§ PROVIDED DATA
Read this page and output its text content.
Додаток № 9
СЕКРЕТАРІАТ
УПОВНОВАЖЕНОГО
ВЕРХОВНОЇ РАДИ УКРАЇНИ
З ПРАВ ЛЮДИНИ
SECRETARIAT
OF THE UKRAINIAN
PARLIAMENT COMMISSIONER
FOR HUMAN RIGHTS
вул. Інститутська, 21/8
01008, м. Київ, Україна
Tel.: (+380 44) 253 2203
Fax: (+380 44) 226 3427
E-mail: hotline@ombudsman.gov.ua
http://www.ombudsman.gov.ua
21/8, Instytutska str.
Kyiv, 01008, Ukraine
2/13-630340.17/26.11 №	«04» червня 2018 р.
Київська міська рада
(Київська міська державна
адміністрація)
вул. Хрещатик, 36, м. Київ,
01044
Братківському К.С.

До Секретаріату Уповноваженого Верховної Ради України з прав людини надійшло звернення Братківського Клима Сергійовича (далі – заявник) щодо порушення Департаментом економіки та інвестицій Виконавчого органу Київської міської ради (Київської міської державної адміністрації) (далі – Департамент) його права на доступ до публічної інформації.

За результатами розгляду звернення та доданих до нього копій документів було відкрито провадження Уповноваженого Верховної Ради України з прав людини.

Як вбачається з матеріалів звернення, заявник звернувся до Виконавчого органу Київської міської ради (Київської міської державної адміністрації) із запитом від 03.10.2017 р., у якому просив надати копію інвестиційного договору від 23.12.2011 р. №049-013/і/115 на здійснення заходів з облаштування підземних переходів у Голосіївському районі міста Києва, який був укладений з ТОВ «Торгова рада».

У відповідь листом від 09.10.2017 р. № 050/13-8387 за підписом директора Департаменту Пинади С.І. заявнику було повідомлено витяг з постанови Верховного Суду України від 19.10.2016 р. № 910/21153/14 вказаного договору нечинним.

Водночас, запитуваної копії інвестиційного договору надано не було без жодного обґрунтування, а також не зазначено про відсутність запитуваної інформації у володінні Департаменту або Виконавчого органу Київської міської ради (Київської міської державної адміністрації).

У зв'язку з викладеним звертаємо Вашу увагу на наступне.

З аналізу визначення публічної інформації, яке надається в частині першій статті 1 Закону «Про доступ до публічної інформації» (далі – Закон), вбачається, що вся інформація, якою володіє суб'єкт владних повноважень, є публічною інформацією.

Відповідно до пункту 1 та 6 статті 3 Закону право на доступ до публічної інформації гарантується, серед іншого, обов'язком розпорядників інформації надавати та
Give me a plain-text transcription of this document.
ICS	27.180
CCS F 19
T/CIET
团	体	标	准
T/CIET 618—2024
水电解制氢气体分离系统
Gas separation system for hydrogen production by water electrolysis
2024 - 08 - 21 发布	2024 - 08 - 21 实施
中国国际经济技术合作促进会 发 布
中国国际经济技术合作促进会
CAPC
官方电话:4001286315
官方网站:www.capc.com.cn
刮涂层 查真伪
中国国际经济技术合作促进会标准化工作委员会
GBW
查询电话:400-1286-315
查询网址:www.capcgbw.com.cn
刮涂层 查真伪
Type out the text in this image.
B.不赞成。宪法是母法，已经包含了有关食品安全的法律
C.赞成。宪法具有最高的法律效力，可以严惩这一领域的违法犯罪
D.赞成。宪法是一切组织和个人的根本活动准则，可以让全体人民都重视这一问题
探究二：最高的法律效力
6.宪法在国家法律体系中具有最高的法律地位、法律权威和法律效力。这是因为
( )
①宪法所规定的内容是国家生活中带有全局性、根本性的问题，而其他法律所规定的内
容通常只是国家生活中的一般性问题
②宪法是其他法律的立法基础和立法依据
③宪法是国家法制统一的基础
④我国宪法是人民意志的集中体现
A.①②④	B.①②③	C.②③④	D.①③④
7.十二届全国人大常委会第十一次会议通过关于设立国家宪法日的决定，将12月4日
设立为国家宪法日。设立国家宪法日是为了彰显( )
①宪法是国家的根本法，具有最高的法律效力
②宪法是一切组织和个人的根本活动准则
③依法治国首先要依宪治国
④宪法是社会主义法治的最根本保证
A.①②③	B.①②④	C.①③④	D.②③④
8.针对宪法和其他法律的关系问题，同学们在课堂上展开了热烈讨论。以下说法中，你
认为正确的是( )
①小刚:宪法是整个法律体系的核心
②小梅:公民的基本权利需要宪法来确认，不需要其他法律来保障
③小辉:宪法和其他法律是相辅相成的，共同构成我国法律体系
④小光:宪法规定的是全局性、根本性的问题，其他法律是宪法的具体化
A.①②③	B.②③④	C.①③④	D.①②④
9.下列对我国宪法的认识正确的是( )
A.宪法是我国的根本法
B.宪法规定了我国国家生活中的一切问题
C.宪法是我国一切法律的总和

§ EXERCISE REQUIREMENTS
Look through the entries above for the word "міська". Copy every line where it shows up.

§ FULL OUTPUT
Київська міська рада
(Київська міська державна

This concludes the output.